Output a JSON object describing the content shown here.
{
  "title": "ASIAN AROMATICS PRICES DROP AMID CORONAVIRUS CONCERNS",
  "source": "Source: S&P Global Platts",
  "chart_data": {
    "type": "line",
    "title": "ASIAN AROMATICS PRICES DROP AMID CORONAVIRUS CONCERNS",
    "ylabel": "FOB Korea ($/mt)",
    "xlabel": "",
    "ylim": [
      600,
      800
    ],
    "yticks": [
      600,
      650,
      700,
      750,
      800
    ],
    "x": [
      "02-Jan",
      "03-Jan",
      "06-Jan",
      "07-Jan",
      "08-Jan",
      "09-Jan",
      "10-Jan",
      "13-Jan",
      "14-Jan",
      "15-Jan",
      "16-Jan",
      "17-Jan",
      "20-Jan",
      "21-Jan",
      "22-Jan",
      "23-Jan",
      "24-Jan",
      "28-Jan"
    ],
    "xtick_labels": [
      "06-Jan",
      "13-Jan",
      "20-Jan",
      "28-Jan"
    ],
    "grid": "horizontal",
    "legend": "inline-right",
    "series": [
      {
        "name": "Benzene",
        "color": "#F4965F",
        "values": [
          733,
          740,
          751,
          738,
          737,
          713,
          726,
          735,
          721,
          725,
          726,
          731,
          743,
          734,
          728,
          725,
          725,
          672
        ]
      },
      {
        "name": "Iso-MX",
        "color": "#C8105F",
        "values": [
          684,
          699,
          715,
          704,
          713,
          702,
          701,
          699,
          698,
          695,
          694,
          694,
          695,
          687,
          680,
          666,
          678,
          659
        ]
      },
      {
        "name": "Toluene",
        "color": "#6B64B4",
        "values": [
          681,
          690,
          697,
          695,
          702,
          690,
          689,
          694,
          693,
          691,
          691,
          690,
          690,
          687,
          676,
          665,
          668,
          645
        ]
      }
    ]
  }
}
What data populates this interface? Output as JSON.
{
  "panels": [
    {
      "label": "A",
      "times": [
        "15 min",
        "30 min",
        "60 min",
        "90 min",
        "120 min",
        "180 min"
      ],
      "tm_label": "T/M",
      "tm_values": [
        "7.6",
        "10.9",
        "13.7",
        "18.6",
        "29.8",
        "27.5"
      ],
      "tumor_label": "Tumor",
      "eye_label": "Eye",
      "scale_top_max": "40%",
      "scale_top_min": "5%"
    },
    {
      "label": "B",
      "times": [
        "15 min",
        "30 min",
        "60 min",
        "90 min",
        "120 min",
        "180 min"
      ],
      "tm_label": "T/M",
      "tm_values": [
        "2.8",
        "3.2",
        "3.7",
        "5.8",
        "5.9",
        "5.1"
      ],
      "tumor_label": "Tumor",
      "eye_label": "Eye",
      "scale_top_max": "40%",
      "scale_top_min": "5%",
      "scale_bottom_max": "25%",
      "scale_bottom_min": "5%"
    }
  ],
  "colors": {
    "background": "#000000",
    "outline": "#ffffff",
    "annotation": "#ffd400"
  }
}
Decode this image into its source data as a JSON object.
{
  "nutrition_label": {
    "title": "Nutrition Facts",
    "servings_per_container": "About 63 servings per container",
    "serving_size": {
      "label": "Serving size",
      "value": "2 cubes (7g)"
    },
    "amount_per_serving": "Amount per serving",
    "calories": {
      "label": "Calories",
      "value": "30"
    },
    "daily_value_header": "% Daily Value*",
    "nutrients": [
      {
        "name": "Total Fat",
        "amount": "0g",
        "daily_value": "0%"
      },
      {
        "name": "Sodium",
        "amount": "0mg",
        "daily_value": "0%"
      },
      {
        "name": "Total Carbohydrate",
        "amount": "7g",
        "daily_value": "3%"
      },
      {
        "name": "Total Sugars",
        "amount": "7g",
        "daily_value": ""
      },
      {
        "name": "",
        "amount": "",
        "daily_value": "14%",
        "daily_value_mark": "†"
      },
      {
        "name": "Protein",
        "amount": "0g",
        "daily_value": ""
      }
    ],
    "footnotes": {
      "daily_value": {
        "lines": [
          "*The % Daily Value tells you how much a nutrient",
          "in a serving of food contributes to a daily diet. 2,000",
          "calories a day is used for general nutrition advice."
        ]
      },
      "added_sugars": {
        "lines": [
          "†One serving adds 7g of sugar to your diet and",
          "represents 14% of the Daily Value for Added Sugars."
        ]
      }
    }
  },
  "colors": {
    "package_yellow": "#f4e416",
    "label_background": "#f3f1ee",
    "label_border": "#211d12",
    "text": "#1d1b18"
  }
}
● ● ●
Repeat each record in full; every line must match exactly.

Output a JSON object describing the content shown here.
{
  "title": "ASIAN AROMATICS PRICES DROP AMID CORONAVIRUS CONCERNS",
  "source": "Source: S&P Global Platts",
  "chart_data": {
    "type": "line",
    "title": "ASIAN AROMATICS PRICES DROP AMID CORONAVIRUS CONCERNS",
    "ylabel": "FOB Korea ($/mt)",
    "xlabel": "",
    "ylim": [
      600,
      800
    ],
    "yticks": [
      600,
      650,
      700,
      750,
      800
    ],
    "x": [
      "02-Jan",
      "03-Jan",
      "06-Jan",
      "07-Jan",
      "08-Jan",
      "09-Jan",
      "10-Jan",
      "13-Jan",
      "14-Jan",
      "15-Jan",
      "16-Jan",
      "17-Jan",
      "20-Jan",
      "21-Jan",
      "22-Jan",
      "23-Jan",
      "24-Jan",
      "28-Jan"
    ],
    "xtick_labels": [
      "06-Jan",
      "13-Jan",
      "20-Jan",
      "28-Jan"
    ],
    "grid": "horizontal",
    "legend": "inline-right",
    "series": [
      {
        "name": "Benzene",
        "color": "#F4965F",
        "values": [
          733,
          740,
          751,
          738,
          737,
          713,
          726,
          735,
          721,
          725,
          726,
          731,
          743,
          734,
          728,
          725,
          725,
          672
        ]
      },
      {
        "name": "Iso-MX",
        "color": "#C8105F",
        "values": [
          684,
          699,
          715,
          704,
          713,
          702,
          701,
          699,
          698,
          695,
          694,
          694,
          695,
          687,
          680,
          666,
          678,
          659
        ]
      },
      {
        "name": "Toluene",
        "color": "#6B64B4",
        "values": [
          681,
          690,
          697,
          695,
          702,
          690,
          689,
          694,
          693,
          691,
          691,
          690,
          690,
          687,
          676,
          665,
          668,
          645
        ]
      }
    ]
  }
}
What data populates this interface? Output as JSON.
{
  "panels": [
    {
      "label": "A",
      "times": [
        "15 min",
        "30 min",
        "60 min",
        "90 min",
        "120 min",
        "180 min"
      ],
      "tm_label": "T/M",
      "tm_values": [
        "7.6",
        "10.9",
        "13.7",
        "18.6",
        "29.8",
        "27.5"
      ],
      "tumor_label": "Tumor",
      "eye_label": "Eye",
      "scale_top_max": "40%",
      "scale_top_min": "5%"
    },
    {
      "label": "B",
      "times": [
        "15 min",
        "30 min",
        "60 min",
        "90 min",
        "120 min",
        "180 min"
      ],
      "tm_label": "T/M",
      "tm_values": [
        "2.8",
        "3.2",
        "3.7",
        "5.8",
        "5.9",
        "5.1"
      ],
      "tumor_label": "Tumor",
      "eye_label": "Eye",
      "scale_top_max": "40%",
      "scale_top_min": "5%",
      "scale_bottom_max": "25%",
      "scale_bottom_min": "5%"
    }
  ],
  "colors": {
    "background": "#000000",
    "outline": "#ffffff",
    "annotation": "#ffd400"
  }
}
Decode this image into its source data as a JSON object.
{
  "nutrition_label": {
    "title": "Nutrition Facts",
    "servings_per_container": "About 63 servings per container",
    "serving_size": {
      "label": "Serving size",
      "value": "2 cubes (7g)"
    },
    "amount_per_serving": "Amount per serving",
    "calories": {
      "label": "Calories",
      "value": "30"
    },
    "daily_value_header": "% Daily Value*",
    "nutrients": [
      {
        "name": "Total Fat",
        "amount": "0g",
        "daily_value": "0%"
      },
      {
        "name": "Sodium",
        "amount": "0mg",
        "daily_value": "0%"
      },
      {
        "name": "Total Carbohydrate",
        "amount": "7g",
        "daily_value": "3%"
      },
      {
        "name": "Total Sugars",
        "amount": "7g",
        "daily_value": ""
      },
      {
        "name": "",
        "amount": "",
        "daily_value": "14%",
        "daily_value_mark": "†"
      },
      {
        "name": "Protein",
        "amount": "0g",
        "daily_value": ""
      }
    ],
    "footnotes": {
      "daily_value": {
        "lines": [
          "*The % Daily Value tells you how much a nutrient",
          "in a serving of food contributes to a daily diet. 2,000",
          "calories a day is used for general nutrition advice."
        ]
      },
      "added_sugars": {
        "lines": [
          "†One serving adds 7g of sugar to your diet and",
          "represents 14% of the Daily Value for Added Sugars."
        ]
      }
    }
  },
  "colors": {
    "package_yellow": "#f4e416",
    "label_background": "#f3f1ee",
    "label_border": "#211d12",
    "text": "#1d1b18"
  }
}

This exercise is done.